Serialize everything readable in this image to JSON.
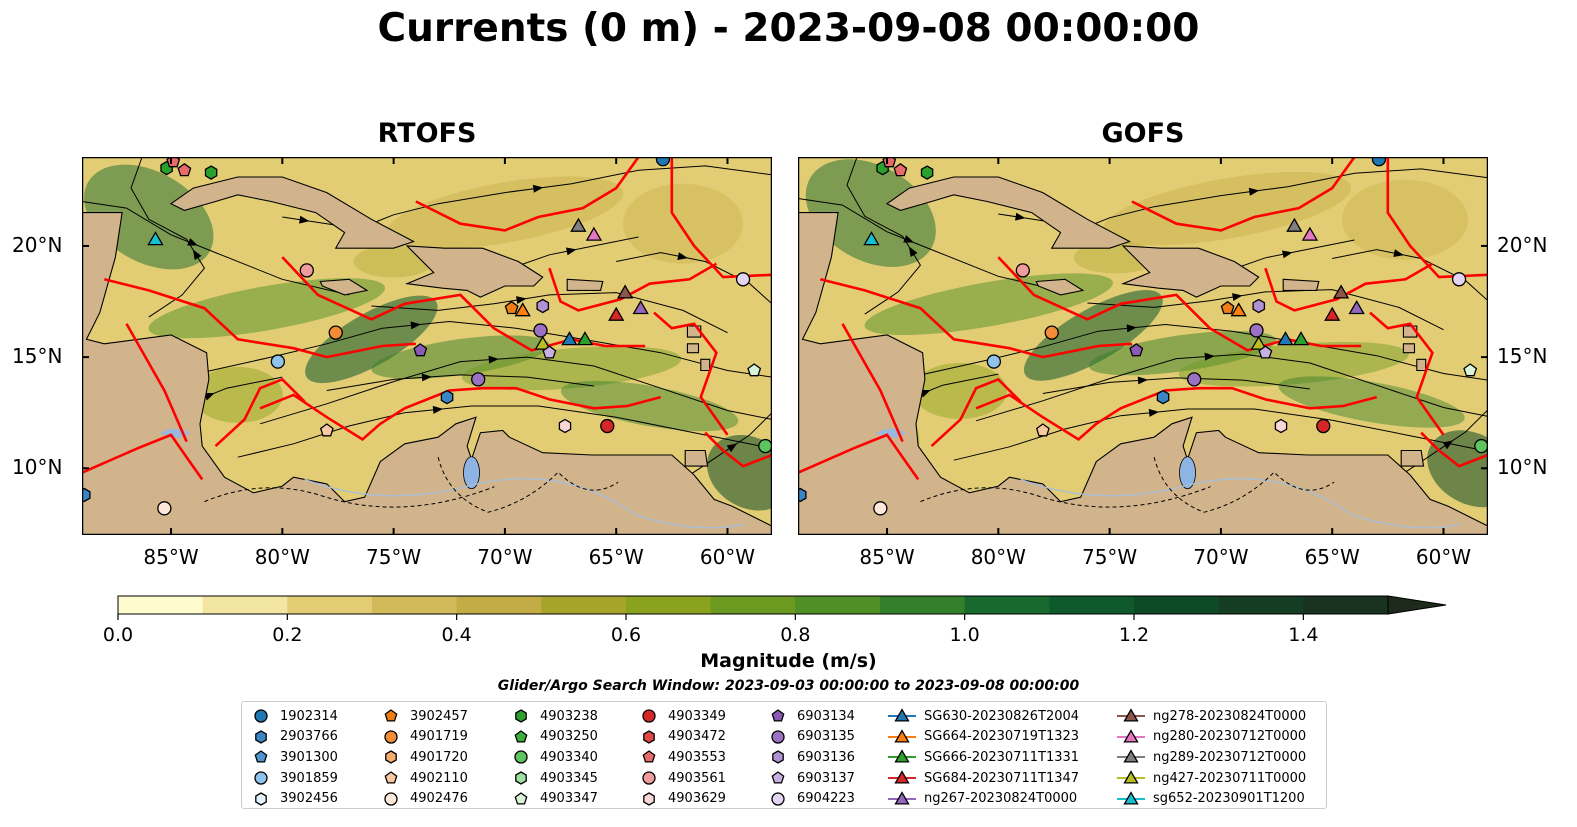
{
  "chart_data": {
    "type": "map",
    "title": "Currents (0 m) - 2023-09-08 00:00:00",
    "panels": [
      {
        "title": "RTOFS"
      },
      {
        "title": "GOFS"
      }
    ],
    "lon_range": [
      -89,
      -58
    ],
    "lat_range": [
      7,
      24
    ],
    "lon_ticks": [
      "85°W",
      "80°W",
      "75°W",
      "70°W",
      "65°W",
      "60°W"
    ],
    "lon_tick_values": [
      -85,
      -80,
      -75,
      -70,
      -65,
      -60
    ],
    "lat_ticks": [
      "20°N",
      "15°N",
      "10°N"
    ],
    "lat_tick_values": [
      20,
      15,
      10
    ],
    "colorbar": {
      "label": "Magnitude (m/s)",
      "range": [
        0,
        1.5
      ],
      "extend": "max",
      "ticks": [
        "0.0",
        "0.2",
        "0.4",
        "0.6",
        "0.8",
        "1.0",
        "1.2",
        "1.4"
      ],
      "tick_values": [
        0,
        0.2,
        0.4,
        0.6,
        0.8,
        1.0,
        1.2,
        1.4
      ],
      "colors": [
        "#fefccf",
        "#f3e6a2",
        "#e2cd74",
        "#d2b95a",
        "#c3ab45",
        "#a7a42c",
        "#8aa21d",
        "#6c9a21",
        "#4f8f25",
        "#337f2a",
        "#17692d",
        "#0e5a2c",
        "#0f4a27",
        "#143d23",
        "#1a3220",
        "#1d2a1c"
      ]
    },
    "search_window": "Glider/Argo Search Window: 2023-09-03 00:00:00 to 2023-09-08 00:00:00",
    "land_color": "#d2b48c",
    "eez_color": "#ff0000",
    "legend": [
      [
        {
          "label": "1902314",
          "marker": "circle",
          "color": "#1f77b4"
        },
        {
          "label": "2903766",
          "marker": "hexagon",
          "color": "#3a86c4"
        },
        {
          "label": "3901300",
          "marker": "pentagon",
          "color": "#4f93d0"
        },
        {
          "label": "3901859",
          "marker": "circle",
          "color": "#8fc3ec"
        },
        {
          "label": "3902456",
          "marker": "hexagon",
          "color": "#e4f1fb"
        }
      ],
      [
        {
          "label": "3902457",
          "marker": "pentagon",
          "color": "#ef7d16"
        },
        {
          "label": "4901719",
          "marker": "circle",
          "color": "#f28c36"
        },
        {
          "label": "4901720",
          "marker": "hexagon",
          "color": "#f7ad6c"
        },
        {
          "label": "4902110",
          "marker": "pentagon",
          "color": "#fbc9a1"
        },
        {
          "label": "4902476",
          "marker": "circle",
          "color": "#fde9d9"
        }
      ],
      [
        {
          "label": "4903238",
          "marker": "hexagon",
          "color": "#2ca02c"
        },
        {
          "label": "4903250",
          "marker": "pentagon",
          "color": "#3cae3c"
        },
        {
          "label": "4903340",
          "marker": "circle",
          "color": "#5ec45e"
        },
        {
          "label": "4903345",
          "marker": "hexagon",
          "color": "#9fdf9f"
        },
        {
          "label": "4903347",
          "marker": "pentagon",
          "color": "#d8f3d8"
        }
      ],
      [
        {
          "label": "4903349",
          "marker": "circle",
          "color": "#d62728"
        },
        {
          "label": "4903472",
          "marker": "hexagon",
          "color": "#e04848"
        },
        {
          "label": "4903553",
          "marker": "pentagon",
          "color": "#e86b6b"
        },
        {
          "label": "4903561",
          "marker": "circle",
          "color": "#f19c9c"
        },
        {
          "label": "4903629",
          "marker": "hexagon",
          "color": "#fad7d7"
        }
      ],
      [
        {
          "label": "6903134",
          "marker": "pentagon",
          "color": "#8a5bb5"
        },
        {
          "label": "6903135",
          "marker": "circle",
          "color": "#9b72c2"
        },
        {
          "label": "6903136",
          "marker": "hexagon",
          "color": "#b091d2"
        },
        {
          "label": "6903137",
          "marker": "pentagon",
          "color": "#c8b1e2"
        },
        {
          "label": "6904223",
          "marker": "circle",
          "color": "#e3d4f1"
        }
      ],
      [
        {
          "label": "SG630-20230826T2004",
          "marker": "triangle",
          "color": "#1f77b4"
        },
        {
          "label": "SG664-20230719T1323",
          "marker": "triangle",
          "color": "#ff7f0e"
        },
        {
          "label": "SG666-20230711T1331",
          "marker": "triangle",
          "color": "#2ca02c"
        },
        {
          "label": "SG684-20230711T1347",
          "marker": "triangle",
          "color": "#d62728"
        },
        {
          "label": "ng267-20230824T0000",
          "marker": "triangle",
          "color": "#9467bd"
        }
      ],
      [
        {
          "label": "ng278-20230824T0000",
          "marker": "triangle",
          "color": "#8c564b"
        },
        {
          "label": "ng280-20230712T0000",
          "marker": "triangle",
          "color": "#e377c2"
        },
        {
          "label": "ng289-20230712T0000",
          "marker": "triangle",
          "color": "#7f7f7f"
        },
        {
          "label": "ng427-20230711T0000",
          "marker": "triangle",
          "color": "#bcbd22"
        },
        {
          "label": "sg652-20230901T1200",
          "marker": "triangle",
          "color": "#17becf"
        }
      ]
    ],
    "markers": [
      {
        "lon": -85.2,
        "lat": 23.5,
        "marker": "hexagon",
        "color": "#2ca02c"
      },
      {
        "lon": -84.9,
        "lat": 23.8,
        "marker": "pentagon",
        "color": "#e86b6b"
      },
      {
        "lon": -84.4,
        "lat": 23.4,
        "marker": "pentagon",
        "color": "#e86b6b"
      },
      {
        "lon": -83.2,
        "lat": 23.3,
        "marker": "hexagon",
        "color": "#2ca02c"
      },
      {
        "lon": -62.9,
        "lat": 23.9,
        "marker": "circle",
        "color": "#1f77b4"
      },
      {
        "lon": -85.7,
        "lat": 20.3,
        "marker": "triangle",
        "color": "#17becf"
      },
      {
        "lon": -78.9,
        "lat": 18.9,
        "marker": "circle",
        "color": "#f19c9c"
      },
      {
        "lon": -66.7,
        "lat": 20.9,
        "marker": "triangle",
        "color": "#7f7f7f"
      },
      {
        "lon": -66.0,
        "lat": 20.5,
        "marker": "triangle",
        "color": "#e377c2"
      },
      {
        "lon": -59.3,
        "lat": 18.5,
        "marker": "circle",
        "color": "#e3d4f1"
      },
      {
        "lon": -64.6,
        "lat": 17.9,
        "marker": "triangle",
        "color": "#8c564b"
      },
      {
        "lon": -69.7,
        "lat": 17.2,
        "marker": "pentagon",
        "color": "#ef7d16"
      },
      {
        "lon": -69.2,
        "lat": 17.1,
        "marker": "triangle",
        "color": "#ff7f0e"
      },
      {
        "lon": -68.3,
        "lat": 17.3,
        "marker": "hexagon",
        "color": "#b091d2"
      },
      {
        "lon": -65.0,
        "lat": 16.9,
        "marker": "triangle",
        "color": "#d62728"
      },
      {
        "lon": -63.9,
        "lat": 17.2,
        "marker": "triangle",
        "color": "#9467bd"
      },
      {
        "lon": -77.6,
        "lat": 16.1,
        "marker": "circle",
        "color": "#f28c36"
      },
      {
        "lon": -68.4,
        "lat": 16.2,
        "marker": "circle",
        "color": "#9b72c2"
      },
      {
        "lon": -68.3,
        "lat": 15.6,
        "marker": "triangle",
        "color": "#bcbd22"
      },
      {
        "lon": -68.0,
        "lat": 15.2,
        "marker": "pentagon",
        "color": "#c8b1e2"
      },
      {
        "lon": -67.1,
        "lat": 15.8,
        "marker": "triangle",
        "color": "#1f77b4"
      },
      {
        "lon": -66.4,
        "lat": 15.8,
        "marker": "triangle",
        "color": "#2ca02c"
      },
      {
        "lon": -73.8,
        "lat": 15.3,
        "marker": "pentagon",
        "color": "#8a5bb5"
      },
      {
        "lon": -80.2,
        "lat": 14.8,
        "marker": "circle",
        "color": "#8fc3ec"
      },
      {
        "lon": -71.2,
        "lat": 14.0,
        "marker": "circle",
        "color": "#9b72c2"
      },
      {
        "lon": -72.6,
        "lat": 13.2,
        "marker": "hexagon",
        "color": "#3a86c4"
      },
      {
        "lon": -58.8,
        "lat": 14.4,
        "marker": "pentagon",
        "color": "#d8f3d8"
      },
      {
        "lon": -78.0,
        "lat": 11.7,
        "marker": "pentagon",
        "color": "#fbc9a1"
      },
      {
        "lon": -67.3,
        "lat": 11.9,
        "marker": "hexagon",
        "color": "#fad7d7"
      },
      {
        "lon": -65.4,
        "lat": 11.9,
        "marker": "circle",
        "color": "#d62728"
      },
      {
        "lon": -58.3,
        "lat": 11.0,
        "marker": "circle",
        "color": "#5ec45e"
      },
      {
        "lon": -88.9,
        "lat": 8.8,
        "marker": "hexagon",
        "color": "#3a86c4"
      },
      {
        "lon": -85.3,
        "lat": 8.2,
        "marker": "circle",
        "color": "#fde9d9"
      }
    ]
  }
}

==

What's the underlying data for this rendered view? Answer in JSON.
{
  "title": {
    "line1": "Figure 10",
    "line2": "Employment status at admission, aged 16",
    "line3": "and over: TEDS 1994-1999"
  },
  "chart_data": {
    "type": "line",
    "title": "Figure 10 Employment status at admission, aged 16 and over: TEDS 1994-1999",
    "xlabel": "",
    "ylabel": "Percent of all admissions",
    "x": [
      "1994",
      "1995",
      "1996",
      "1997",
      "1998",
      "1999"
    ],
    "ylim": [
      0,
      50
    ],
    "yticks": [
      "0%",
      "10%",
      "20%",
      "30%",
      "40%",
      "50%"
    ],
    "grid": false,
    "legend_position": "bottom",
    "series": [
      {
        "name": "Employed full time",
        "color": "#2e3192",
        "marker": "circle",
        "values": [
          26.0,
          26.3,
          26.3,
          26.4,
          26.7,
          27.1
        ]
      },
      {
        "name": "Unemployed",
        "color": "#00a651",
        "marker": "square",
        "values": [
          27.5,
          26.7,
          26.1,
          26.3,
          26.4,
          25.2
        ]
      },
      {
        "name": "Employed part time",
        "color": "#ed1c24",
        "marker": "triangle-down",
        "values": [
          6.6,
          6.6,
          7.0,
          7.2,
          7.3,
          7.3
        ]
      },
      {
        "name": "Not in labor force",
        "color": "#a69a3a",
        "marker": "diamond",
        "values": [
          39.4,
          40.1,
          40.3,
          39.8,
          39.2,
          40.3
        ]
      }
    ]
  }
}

**Exercise instructions**. Report how many lines in the records above contain the word "over", giving only the number.

**Solution**. 2